**The problem:** All lines in the data bearing the string "kind" should be identified and copied.

**Data provided:**
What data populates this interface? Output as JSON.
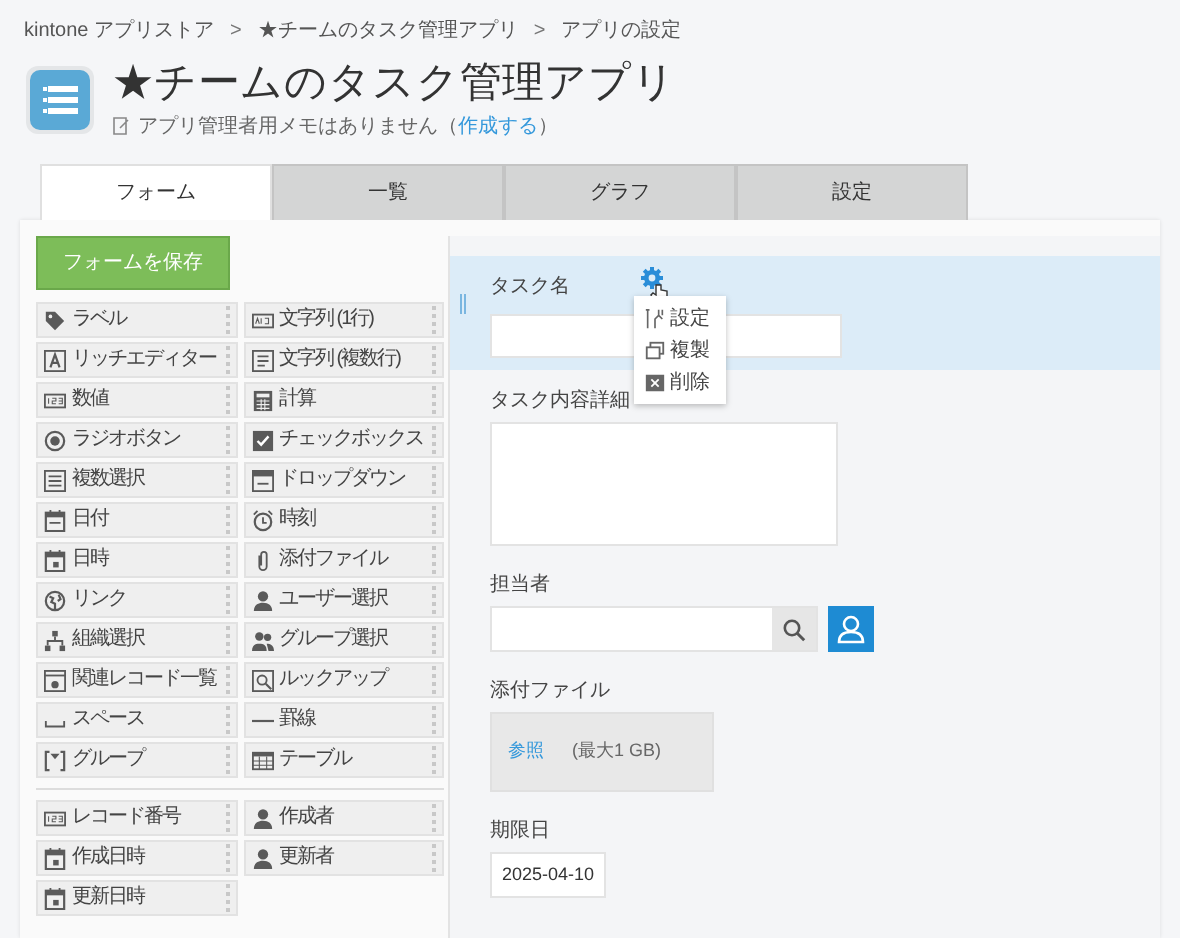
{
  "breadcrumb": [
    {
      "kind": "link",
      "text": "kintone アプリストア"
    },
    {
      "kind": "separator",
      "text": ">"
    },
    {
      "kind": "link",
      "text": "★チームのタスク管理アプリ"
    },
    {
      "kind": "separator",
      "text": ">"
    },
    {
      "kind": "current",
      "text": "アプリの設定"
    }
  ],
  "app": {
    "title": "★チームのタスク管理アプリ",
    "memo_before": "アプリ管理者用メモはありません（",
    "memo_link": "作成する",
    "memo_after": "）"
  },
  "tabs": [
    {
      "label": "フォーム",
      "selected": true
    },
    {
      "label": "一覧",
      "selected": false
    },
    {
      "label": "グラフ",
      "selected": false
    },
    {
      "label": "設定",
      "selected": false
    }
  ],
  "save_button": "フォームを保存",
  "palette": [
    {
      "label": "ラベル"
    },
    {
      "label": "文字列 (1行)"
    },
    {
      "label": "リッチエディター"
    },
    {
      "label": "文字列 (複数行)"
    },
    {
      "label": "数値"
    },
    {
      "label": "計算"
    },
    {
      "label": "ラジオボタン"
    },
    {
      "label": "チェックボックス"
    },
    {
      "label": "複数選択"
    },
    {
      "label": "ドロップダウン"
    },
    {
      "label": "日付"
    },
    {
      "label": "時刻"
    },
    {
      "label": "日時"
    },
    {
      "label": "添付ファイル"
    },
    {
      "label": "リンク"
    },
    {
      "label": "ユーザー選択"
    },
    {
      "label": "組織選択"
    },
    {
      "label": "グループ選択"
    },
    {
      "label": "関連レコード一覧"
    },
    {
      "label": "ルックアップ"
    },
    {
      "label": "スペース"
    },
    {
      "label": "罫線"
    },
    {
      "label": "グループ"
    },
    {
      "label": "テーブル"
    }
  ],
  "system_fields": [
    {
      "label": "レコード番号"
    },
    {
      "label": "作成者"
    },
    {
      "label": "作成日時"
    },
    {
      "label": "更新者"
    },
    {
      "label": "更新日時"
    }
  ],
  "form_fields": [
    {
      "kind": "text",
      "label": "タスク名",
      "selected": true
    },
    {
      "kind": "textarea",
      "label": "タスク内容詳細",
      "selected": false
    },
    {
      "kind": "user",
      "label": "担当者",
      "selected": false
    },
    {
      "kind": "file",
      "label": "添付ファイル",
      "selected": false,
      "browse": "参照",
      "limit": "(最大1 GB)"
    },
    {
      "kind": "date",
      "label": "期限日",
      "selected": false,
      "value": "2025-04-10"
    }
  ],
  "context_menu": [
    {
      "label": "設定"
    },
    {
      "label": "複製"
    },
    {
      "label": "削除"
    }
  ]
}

**Output of the task:**
      "kind": "link",
      "kind": "separator",
      "kind": "link",
      "kind": "separator",
      "kind": "current",
      "kind": "text",
      "kind": "textarea",
      "kind": "user",
      "kind": "file",
      "kind": "date",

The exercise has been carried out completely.